Copy the material line for line, starting at its first line and ending with the line containing "error-bar xyxy=(349,648,411,946)". Include that final line.

- - - - -

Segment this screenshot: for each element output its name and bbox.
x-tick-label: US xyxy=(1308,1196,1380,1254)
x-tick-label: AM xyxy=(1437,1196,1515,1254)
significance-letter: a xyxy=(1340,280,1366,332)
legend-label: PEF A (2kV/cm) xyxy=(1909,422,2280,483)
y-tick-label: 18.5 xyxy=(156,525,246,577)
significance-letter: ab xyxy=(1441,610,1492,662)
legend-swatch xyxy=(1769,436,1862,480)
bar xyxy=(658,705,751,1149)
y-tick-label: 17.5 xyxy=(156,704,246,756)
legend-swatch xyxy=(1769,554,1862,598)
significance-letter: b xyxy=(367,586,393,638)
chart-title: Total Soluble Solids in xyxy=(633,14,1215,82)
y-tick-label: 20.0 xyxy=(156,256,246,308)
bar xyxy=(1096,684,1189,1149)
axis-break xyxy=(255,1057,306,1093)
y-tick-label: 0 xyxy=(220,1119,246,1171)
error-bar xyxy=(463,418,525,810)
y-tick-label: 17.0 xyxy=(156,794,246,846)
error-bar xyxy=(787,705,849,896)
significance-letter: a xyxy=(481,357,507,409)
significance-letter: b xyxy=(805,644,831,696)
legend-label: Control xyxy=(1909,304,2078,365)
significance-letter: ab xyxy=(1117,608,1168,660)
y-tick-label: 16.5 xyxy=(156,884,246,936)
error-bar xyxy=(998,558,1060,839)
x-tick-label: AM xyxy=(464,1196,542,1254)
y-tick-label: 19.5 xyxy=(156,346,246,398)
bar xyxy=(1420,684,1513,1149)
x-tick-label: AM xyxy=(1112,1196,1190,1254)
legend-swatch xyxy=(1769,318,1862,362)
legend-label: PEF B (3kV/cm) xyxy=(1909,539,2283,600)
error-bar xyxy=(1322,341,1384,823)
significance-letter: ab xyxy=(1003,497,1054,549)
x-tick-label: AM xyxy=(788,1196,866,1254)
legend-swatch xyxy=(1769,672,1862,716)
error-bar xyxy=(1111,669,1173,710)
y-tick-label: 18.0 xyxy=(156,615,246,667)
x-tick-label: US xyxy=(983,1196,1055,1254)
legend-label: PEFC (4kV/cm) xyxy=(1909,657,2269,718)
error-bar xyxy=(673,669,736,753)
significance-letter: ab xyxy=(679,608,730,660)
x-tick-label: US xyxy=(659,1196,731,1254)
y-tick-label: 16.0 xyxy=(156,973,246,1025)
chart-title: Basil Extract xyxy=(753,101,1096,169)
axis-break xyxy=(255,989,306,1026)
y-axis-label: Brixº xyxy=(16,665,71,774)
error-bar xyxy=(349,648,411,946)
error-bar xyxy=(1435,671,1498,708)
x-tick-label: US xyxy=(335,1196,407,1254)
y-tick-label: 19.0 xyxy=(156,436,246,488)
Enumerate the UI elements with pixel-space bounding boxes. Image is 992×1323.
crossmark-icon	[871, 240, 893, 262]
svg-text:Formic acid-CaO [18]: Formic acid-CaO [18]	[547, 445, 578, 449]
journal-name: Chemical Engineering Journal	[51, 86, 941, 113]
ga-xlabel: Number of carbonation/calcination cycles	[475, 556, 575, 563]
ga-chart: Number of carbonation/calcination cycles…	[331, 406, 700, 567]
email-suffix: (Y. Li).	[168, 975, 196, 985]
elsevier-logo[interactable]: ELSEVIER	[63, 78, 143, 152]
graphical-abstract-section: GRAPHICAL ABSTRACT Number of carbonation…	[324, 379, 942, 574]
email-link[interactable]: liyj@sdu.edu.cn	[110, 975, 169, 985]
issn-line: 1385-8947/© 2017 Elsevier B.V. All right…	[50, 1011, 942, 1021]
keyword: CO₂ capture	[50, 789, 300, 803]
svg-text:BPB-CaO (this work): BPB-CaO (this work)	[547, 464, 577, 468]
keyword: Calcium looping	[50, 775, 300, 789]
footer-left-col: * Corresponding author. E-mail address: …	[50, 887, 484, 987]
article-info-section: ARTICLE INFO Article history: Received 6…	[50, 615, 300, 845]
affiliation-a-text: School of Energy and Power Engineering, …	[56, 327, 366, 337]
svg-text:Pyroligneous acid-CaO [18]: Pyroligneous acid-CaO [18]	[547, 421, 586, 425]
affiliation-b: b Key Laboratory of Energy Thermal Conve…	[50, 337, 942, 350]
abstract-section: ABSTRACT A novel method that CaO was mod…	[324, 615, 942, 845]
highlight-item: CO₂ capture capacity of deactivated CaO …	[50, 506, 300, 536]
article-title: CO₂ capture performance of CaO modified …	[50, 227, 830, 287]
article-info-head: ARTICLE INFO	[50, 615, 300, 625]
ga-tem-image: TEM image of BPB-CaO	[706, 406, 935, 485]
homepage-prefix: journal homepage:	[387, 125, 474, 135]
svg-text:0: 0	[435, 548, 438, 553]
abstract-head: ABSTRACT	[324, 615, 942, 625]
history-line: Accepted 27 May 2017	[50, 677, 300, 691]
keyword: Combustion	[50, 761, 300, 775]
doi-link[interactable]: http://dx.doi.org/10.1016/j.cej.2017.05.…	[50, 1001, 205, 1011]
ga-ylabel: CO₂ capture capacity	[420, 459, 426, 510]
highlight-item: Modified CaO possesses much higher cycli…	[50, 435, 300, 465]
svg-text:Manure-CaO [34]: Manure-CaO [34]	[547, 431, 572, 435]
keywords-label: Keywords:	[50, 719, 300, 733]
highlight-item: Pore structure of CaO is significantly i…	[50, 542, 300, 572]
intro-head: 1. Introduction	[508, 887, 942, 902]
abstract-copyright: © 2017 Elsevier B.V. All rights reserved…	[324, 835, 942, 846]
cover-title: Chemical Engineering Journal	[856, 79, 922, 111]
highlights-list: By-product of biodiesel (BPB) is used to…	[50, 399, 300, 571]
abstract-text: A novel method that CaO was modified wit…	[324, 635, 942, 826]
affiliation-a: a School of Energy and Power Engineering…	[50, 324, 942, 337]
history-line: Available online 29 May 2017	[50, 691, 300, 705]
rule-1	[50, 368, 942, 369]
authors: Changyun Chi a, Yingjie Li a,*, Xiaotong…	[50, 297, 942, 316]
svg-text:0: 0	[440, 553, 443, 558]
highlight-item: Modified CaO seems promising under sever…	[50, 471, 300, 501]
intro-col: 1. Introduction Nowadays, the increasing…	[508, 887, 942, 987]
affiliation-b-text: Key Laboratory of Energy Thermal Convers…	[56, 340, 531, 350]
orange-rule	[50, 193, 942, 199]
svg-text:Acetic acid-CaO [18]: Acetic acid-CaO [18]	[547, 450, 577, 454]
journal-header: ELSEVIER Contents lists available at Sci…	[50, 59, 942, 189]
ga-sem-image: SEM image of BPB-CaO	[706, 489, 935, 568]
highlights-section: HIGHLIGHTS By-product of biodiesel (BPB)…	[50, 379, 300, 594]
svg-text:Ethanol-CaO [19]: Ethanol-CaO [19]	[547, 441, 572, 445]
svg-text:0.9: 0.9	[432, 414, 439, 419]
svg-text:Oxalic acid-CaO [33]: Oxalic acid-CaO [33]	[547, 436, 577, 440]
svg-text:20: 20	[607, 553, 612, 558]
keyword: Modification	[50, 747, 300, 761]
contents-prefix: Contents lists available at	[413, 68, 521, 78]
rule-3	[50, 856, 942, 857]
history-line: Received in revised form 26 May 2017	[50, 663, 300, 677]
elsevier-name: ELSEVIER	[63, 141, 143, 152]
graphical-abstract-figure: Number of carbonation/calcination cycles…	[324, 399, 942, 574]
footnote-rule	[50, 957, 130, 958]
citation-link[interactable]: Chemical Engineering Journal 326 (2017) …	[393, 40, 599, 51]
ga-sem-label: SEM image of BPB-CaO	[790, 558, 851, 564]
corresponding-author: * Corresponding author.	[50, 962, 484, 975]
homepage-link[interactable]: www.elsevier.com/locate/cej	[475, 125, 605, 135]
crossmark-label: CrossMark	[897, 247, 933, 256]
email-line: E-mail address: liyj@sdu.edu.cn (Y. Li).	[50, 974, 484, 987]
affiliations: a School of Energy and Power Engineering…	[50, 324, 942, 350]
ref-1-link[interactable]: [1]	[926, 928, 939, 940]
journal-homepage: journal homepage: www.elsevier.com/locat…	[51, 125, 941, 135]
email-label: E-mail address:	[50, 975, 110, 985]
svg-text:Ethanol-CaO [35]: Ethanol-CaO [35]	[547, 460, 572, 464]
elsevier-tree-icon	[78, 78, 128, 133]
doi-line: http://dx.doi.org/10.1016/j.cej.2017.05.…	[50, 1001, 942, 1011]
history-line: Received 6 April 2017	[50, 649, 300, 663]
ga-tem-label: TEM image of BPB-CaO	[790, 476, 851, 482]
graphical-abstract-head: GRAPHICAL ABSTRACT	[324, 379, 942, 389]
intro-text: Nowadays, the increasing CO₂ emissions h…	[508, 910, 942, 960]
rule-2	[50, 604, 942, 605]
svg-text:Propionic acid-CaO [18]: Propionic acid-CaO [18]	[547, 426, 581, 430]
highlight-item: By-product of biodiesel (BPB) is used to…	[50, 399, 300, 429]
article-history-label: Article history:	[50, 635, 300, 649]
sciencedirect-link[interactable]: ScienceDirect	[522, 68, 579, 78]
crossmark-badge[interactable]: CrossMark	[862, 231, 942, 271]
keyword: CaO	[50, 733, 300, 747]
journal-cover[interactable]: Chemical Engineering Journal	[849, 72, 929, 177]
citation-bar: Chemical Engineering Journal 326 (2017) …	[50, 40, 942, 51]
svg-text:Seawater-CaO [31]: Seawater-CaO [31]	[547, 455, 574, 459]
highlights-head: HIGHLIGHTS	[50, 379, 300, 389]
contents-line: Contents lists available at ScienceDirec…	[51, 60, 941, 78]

- - - - -

> [Written response]:
Segment this screenshot: for each element output its name and bbox.
x-tick-label: US xyxy=(1308,1196,1380,1254)
x-tick-label: AM xyxy=(1437,1196,1515,1254)
significance-letter: a xyxy=(1340,280,1366,332)
legend-label: PEF A (2kV/cm) xyxy=(1909,422,2280,483)
y-tick-label: 18.5 xyxy=(156,525,246,577)
significance-letter: ab xyxy=(1441,610,1492,662)
legend-swatch xyxy=(1769,436,1862,480)
bar xyxy=(658,705,751,1149)
y-tick-label: 17.5 xyxy=(156,704,246,756)
legend-swatch xyxy=(1769,554,1862,598)
significance-letter: b xyxy=(367,586,393,638)
chart-title: Total Soluble Solids in xyxy=(633,14,1215,82)
y-tick-label: 20.0 xyxy=(156,256,246,308)
bar xyxy=(1096,684,1189,1149)
axis-break xyxy=(255,1057,306,1093)
y-tick-label: 0 xyxy=(220,1119,246,1171)
error-bar xyxy=(463,418,525,810)
y-tick-label: 17.0 xyxy=(156,794,246,846)
error-bar xyxy=(787,705,849,896)
significance-letter: a xyxy=(481,357,507,409)
significance-letter: b xyxy=(805,644,831,696)
legend-label: Control xyxy=(1909,304,2078,365)
significance-letter: ab xyxy=(1117,608,1168,660)
y-tick-label: 16.5 xyxy=(156,884,246,936)
error-bar xyxy=(998,558,1060,839)
x-tick-label: AM xyxy=(464,1196,542,1254)
y-tick-label: 19.5 xyxy=(156,346,246,398)
bar xyxy=(1420,684,1513,1149)
x-tick-label: AM xyxy=(1112,1196,1190,1254)
legend-swatch xyxy=(1769,318,1862,362)
legend-label: PEF B (3kV/cm) xyxy=(1909,539,2283,600)
error-bar xyxy=(1322,341,1384,823)
significance-letter: ab xyxy=(1003,497,1054,549)
x-tick-label: AM xyxy=(788,1196,866,1254)
legend-swatch xyxy=(1769,672,1862,716)
error-bar xyxy=(1111,669,1173,710)
y-tick-label: 18.0 xyxy=(156,615,246,667)
x-tick-label: US xyxy=(983,1196,1055,1254)
legend-label: PEFC (4kV/cm) xyxy=(1909,657,2269,718)
error-bar xyxy=(673,669,736,753)
significance-letter: ab xyxy=(679,608,730,660)
x-tick-label: US xyxy=(659,1196,731,1254)
y-tick-label: 16.0 xyxy=(156,973,246,1025)
chart-title: Basil Extract xyxy=(753,101,1096,169)
axis-break xyxy=(255,989,306,1026)
y-axis-label: Brixº xyxy=(16,665,71,774)
error-bar xyxy=(349,648,411,946)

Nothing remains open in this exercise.